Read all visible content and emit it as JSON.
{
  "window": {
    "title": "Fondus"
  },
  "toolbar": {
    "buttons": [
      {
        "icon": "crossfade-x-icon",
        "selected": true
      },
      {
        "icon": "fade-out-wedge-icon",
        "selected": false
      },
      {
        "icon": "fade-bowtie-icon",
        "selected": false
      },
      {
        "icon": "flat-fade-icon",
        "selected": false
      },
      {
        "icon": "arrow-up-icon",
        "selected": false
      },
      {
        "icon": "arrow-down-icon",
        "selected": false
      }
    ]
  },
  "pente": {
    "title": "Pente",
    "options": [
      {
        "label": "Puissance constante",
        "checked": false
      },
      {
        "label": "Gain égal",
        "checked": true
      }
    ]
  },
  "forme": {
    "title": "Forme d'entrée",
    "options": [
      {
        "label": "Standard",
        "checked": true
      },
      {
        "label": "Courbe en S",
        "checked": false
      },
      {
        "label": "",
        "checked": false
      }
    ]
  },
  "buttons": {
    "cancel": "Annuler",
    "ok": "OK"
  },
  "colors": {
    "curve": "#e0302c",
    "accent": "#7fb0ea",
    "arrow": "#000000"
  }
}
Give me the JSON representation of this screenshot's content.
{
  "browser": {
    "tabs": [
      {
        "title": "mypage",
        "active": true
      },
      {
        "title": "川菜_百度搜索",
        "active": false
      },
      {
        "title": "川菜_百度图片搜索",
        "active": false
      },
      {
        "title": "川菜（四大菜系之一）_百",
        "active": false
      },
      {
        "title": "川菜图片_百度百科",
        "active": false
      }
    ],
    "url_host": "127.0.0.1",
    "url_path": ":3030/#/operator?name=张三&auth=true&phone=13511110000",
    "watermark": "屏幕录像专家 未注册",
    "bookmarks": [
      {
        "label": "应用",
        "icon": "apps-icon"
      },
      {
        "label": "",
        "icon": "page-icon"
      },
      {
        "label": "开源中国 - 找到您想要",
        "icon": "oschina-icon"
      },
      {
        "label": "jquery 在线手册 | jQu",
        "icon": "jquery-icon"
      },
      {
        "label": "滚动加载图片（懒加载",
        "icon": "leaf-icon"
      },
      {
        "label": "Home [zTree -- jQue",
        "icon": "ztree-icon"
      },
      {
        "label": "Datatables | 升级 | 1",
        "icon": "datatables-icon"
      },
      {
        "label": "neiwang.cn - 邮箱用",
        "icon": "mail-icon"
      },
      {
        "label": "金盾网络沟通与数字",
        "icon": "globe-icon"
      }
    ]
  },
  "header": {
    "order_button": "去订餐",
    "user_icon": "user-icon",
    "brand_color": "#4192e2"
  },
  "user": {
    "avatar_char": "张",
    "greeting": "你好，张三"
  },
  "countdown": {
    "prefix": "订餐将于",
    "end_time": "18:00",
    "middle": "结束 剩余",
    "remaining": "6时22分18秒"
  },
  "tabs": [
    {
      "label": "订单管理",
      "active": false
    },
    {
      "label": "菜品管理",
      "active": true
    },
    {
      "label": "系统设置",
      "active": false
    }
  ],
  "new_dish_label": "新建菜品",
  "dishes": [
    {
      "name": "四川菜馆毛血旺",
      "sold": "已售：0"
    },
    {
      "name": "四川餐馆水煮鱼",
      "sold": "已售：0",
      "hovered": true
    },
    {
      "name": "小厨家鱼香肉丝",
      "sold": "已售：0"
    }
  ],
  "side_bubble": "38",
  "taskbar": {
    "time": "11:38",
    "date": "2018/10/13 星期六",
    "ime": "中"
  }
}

#### Aim:
Check each line of the entries for the string "name". Copy the lines that have it.

#### Result:
    "url_path": ":3030/#/operator?name=张三&auth=true&phone=13511110000",
      "name": "四川菜馆毛血旺",
      "name": "四川餐馆水煮鱼",
      "name": "小厨家鱼香肉丝",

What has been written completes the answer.